__Provided material__:

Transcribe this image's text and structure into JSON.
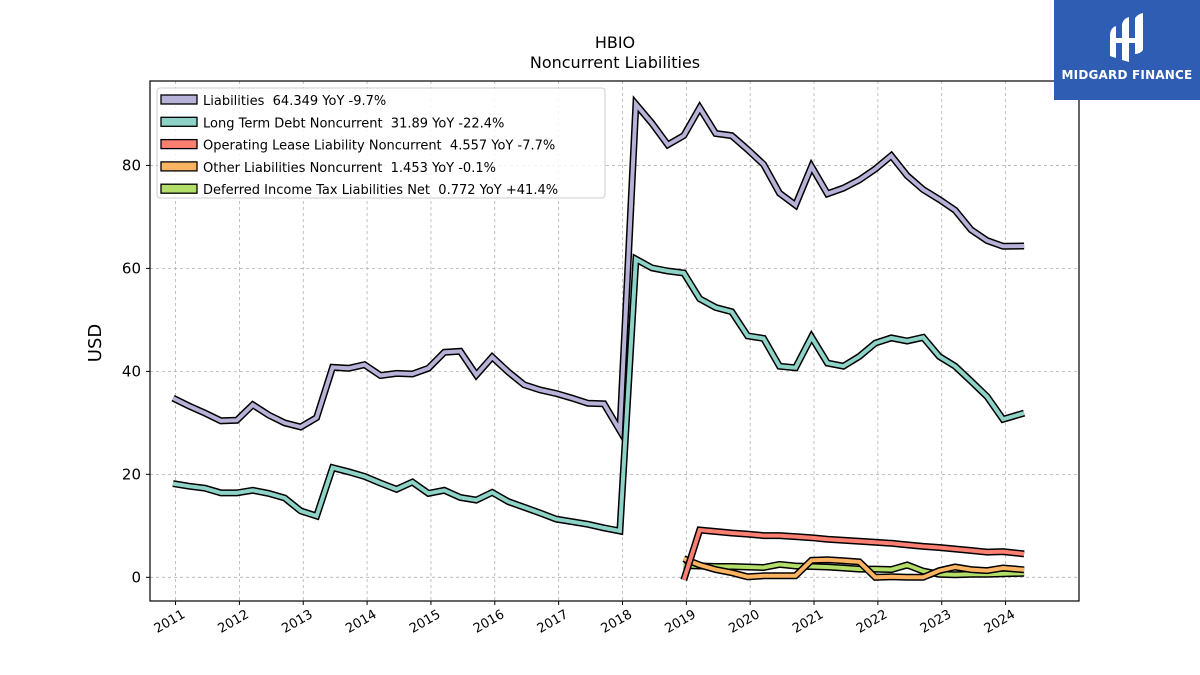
{
  "title": "HBIO",
  "subtitle": "Noncurrent  Liabilities",
  "brand": {
    "name": "MIDGARD FINANCE",
    "bg_color": "#2f5db3"
  },
  "chart_data": {
    "type": "line",
    "title": "HBIO",
    "subtitle": "Noncurrent  Liabilities",
    "xlabel": "",
    "ylabel": "USD",
    "xlim": [
      2010.6,
      2025.15
    ],
    "ylim": [
      -4.6,
      96.4
    ],
    "x_ticks": [
      2011,
      2012,
      2013,
      2014,
      2015,
      2016,
      2017,
      2018,
      2019,
      2020,
      2021,
      2022,
      2023,
      2024
    ],
    "x_tick_labels": [
      "2011",
      "2012",
      "2013",
      "2014",
      "2015",
      "2016",
      "2017",
      "2018",
      "2019",
      "2020",
      "2021",
      "2022",
      "2023",
      "2024"
    ],
    "y_ticks": [
      0,
      20,
      40,
      60,
      80
    ],
    "y_tick_labels": [
      "0",
      "20",
      "40",
      "60",
      "80"
    ],
    "grid": true,
    "legend_position": "top-left",
    "series": [
      {
        "name": "Liabilities",
        "legend": "Liabilities  64.349 YoY -9.7%",
        "color": "#b7b2d8",
        "points": [
          [
            2010.96,
            34.8
          ],
          [
            2011.21,
            33.3
          ],
          [
            2011.46,
            31.9
          ],
          [
            2011.71,
            30.4
          ],
          [
            2011.96,
            30.5
          ],
          [
            2012.21,
            33.5
          ],
          [
            2012.46,
            31.5
          ],
          [
            2012.71,
            30.0
          ],
          [
            2012.96,
            29.2
          ],
          [
            2013.21,
            31.0
          ],
          [
            2013.46,
            40.8
          ],
          [
            2013.71,
            40.6
          ],
          [
            2013.96,
            41.3
          ],
          [
            2014.21,
            39.2
          ],
          [
            2014.46,
            39.6
          ],
          [
            2014.71,
            39.5
          ],
          [
            2014.96,
            40.6
          ],
          [
            2015.21,
            43.7
          ],
          [
            2015.46,
            43.9
          ],
          [
            2015.71,
            39.3
          ],
          [
            2015.96,
            42.8
          ],
          [
            2016.21,
            39.9
          ],
          [
            2016.46,
            37.4
          ],
          [
            2016.71,
            36.4
          ],
          [
            2016.96,
            35.7
          ],
          [
            2017.21,
            34.8
          ],
          [
            2017.46,
            33.8
          ],
          [
            2017.71,
            33.7
          ],
          [
            2017.96,
            28.5
          ],
          [
            2018.21,
            91.9
          ],
          [
            2018.46,
            88.2
          ],
          [
            2018.71,
            84.0
          ],
          [
            2018.96,
            85.8
          ],
          [
            2019.21,
            91.2
          ],
          [
            2019.46,
            86.2
          ],
          [
            2019.71,
            85.8
          ],
          [
            2019.96,
            83.1
          ],
          [
            2020.21,
            80.2
          ],
          [
            2020.46,
            74.6
          ],
          [
            2020.71,
            72.3
          ],
          [
            2020.96,
            79.8
          ],
          [
            2021.21,
            74.5
          ],
          [
            2021.46,
            75.6
          ],
          [
            2021.71,
            77.2
          ],
          [
            2021.96,
            79.3
          ],
          [
            2022.21,
            81.9
          ],
          [
            2022.46,
            78.0
          ],
          [
            2022.71,
            75.3
          ],
          [
            2022.96,
            73.4
          ],
          [
            2023.21,
            71.3
          ],
          [
            2023.46,
            67.5
          ],
          [
            2023.71,
            65.4
          ],
          [
            2023.96,
            64.3
          ],
          [
            2024.29,
            64.349
          ]
        ]
      },
      {
        "name": "Long Term Debt Noncurrent",
        "legend": "Long Term Debt Noncurrent  31.89 YoY -22.4%",
        "color": "#8dd3c7",
        "points": [
          [
            2010.96,
            18.2
          ],
          [
            2011.21,
            17.7
          ],
          [
            2011.46,
            17.3
          ],
          [
            2011.71,
            16.4
          ],
          [
            2011.96,
            16.4
          ],
          [
            2012.21,
            16.9
          ],
          [
            2012.46,
            16.3
          ],
          [
            2012.71,
            15.4
          ],
          [
            2012.96,
            12.9
          ],
          [
            2013.21,
            11.9
          ],
          [
            2013.46,
            21.3
          ],
          [
            2013.71,
            20.5
          ],
          [
            2013.96,
            19.6
          ],
          [
            2014.21,
            18.3
          ],
          [
            2014.46,
            17.1
          ],
          [
            2014.71,
            18.5
          ],
          [
            2014.96,
            16.3
          ],
          [
            2015.21,
            16.9
          ],
          [
            2015.46,
            15.5
          ],
          [
            2015.71,
            15.0
          ],
          [
            2015.96,
            16.5
          ],
          [
            2016.21,
            14.7
          ],
          [
            2016.46,
            13.6
          ],
          [
            2016.71,
            12.5
          ],
          [
            2016.96,
            11.3
          ],
          [
            2017.21,
            10.8
          ],
          [
            2017.46,
            10.3
          ],
          [
            2017.71,
            9.6
          ],
          [
            2017.96,
            9.0
          ],
          [
            2018.21,
            61.8
          ],
          [
            2018.46,
            60.1
          ],
          [
            2018.71,
            59.5
          ],
          [
            2018.96,
            59.1
          ],
          [
            2019.21,
            54.1
          ],
          [
            2019.46,
            52.4
          ],
          [
            2019.71,
            51.6
          ],
          [
            2019.96,
            46.9
          ],
          [
            2020.21,
            46.4
          ],
          [
            2020.46,
            41.0
          ],
          [
            2020.71,
            40.7
          ],
          [
            2020.96,
            46.7
          ],
          [
            2021.21,
            41.6
          ],
          [
            2021.46,
            41.0
          ],
          [
            2021.71,
            42.9
          ],
          [
            2021.96,
            45.5
          ],
          [
            2022.21,
            46.5
          ],
          [
            2022.46,
            45.9
          ],
          [
            2022.71,
            46.6
          ],
          [
            2022.96,
            42.9
          ],
          [
            2023.21,
            41.0
          ],
          [
            2023.46,
            38.1
          ],
          [
            2023.71,
            35.1
          ],
          [
            2023.96,
            30.7
          ],
          [
            2024.29,
            31.89
          ]
        ]
      },
      {
        "name": "Operating Lease Liability Noncurrent",
        "legend": "Operating Lease Liability Noncurrent  4.557 YoY -7.7%",
        "color": "#fb8072",
        "points": [
          [
            2018.96,
            -0.5
          ],
          [
            2019.21,
            9.2
          ],
          [
            2019.46,
            8.9
          ],
          [
            2019.71,
            8.6
          ],
          [
            2019.96,
            8.4
          ],
          [
            2020.21,
            8.1
          ],
          [
            2020.46,
            8.1
          ],
          [
            2020.71,
            7.9
          ],
          [
            2020.96,
            7.7
          ],
          [
            2021.21,
            7.4
          ],
          [
            2021.46,
            7.2
          ],
          [
            2021.71,
            7.0
          ],
          [
            2021.96,
            6.8
          ],
          [
            2022.21,
            6.6
          ],
          [
            2022.46,
            6.3
          ],
          [
            2022.71,
            6.0
          ],
          [
            2022.96,
            5.8
          ],
          [
            2023.21,
            5.5
          ],
          [
            2023.46,
            5.2
          ],
          [
            2023.71,
            4.9
          ],
          [
            2023.96,
            5.0
          ],
          [
            2024.29,
            4.557
          ]
        ]
      },
      {
        "name": "Other Liabilities Noncurrent",
        "legend": "Other Liabilities Noncurrent  1.453 YoY -0.1%",
        "color": "#fdb462",
        "points": [
          [
            2018.96,
            3.6
          ],
          [
            2019.21,
            2.4
          ],
          [
            2019.46,
            1.5
          ],
          [
            2019.71,
            0.9
          ],
          [
            2019.96,
            0.1
          ],
          [
            2020.21,
            0.3
          ],
          [
            2020.46,
            0.3
          ],
          [
            2020.71,
            0.3
          ],
          [
            2020.96,
            3.3
          ],
          [
            2021.21,
            3.4
          ],
          [
            2021.46,
            3.2
          ],
          [
            2021.71,
            3.0
          ],
          [
            2021.96,
            0.0
          ],
          [
            2022.21,
            0.1
          ],
          [
            2022.46,
            0.0
          ],
          [
            2022.71,
            0.0
          ],
          [
            2022.96,
            1.3
          ],
          [
            2023.21,
            2.0
          ],
          [
            2023.46,
            1.5
          ],
          [
            2023.71,
            1.3
          ],
          [
            2023.96,
            1.8
          ],
          [
            2024.29,
            1.453
          ]
        ]
      },
      {
        "name": "Deferred Income Tax Liabilities Net",
        "legend": "Deferred Income Tax Liabilities Net  0.772 YoY +41.4%",
        "color": "#b3de69",
        "points": [
          [
            2018.96,
            2.3
          ],
          [
            2019.21,
            2.2
          ],
          [
            2019.46,
            2.1
          ],
          [
            2019.71,
            2.1
          ],
          [
            2019.96,
            2.0
          ],
          [
            2020.21,
            1.9
          ],
          [
            2020.46,
            2.5
          ],
          [
            2020.71,
            2.2
          ],
          [
            2020.96,
            2.1
          ],
          [
            2021.21,
            2.0
          ],
          [
            2021.46,
            1.8
          ],
          [
            2021.71,
            1.6
          ],
          [
            2021.96,
            1.6
          ],
          [
            2022.21,
            1.5
          ],
          [
            2022.46,
            2.4
          ],
          [
            2022.71,
            1.2
          ],
          [
            2022.96,
            0.6
          ],
          [
            2023.21,
            0.5
          ],
          [
            2023.46,
            0.6
          ],
          [
            2023.71,
            0.6
          ],
          [
            2023.96,
            0.7
          ],
          [
            2024.29,
            0.772
          ]
        ]
      }
    ]
  }
}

__Given request__: Check each line of the data above for the string "Liability" and report only how many lines have it.

__Exercise response__: 2